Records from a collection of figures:
▶

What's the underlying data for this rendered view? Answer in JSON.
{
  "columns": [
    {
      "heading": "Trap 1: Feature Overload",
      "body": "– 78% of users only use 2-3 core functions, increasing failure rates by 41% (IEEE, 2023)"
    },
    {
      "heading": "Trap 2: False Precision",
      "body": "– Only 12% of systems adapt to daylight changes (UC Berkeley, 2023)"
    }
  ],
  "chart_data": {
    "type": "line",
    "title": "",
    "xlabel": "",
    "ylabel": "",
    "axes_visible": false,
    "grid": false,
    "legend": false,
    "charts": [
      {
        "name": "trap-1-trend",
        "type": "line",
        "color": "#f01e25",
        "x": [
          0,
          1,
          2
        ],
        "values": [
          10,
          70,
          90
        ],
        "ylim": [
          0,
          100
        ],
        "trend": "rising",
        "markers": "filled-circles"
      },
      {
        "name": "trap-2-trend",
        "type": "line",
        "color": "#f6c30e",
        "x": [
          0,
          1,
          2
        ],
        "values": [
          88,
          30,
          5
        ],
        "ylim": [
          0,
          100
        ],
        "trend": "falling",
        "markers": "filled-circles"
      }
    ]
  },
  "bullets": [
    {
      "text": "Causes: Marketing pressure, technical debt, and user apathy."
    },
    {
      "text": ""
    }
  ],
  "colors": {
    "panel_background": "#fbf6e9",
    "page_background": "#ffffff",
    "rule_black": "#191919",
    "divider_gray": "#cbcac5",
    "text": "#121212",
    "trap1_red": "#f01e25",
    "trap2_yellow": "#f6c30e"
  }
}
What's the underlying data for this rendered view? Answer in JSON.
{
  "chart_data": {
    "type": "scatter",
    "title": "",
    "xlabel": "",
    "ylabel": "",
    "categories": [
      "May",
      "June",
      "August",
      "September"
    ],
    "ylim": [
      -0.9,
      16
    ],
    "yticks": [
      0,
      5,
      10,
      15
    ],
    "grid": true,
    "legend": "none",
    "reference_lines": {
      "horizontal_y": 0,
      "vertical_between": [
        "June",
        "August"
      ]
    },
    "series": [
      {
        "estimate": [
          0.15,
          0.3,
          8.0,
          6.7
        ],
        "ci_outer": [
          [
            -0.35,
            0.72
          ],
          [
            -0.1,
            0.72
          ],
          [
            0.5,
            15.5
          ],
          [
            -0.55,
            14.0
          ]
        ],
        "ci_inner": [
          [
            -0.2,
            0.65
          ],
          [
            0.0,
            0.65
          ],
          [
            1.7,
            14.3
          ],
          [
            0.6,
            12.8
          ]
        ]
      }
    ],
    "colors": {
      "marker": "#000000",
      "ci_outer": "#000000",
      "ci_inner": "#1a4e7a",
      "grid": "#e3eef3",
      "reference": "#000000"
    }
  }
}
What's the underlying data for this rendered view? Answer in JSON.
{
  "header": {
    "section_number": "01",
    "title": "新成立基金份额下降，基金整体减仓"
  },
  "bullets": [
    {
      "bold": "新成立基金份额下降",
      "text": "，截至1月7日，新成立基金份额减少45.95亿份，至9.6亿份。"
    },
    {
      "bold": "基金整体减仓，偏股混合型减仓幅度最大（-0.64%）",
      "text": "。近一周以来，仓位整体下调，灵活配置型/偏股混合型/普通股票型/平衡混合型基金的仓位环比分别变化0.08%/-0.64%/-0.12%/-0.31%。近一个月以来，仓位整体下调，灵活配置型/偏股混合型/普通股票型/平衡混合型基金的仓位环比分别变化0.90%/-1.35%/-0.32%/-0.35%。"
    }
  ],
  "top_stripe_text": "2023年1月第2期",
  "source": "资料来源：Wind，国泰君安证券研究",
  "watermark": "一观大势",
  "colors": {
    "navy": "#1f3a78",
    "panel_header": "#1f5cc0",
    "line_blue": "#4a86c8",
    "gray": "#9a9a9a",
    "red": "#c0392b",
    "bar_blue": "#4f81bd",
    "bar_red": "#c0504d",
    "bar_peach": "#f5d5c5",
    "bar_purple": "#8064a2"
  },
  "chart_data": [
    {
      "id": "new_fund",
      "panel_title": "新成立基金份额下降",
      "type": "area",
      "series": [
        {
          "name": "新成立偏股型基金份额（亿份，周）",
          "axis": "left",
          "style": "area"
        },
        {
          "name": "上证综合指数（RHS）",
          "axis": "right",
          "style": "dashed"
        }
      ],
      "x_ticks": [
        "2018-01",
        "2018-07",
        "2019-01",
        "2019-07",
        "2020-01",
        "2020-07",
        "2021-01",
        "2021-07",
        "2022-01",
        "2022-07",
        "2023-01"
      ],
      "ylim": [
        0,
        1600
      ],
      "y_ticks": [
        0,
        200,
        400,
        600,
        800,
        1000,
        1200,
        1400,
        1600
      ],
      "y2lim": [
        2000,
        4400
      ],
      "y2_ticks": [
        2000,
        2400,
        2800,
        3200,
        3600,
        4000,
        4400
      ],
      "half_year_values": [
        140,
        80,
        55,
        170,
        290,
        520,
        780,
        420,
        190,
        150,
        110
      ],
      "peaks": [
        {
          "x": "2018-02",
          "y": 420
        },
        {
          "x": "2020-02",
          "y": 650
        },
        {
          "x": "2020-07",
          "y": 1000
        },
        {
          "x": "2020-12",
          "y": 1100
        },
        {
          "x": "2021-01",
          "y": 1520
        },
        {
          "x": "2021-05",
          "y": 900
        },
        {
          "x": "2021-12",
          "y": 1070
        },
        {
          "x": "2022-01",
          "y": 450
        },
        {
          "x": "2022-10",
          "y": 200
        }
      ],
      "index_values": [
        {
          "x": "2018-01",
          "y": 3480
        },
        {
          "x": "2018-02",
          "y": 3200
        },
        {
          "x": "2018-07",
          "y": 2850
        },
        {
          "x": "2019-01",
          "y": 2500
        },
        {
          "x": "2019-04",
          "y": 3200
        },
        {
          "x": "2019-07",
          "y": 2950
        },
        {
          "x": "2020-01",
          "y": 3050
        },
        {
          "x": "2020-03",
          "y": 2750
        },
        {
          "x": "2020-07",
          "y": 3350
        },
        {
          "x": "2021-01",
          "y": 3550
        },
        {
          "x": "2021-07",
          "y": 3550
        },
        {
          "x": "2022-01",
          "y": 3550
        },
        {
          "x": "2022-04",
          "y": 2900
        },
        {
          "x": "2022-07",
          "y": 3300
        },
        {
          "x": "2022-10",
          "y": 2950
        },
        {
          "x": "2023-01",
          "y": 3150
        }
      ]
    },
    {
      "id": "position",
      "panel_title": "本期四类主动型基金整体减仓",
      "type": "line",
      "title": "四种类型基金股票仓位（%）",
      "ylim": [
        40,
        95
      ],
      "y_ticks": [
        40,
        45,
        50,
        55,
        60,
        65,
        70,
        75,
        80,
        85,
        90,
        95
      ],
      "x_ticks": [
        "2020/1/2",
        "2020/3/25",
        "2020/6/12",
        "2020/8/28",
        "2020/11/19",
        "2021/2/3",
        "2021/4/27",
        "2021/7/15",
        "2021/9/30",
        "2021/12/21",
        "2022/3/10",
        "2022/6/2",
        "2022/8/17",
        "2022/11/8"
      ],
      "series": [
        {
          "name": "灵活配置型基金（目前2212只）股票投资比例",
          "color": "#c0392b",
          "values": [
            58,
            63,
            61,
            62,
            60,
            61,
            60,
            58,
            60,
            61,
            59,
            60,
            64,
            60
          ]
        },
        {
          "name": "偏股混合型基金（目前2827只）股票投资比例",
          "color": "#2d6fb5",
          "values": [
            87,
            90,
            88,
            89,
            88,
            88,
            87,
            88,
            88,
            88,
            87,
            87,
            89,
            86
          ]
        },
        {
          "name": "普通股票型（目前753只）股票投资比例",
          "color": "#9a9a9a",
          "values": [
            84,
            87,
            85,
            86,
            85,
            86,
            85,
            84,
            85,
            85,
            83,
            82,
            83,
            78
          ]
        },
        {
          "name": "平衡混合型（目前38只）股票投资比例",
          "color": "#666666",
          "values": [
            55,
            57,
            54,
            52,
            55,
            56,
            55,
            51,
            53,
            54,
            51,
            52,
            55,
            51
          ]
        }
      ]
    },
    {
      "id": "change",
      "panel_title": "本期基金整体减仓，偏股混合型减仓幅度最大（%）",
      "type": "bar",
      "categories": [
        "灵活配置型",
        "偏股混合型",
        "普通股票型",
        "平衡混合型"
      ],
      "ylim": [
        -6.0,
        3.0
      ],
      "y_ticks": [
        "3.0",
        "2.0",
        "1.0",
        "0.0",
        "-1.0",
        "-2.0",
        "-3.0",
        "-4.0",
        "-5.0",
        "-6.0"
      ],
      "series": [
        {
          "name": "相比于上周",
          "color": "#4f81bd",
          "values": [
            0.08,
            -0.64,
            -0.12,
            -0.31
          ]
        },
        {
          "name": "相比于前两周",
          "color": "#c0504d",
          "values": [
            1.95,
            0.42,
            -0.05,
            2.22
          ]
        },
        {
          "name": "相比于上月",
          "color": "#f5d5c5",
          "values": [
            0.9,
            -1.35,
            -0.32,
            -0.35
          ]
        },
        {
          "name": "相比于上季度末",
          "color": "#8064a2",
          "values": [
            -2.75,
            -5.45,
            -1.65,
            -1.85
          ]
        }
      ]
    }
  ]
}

◀

- [SET PROBLEM] Copy out every line in the entries above that holds "type".

- [FULL ANSWER]
    "type": "line",
        "type": "line",
        "type": "line",
    "type": "scatter",
      "type": "area",
      "type": "line",
      "type": "bar",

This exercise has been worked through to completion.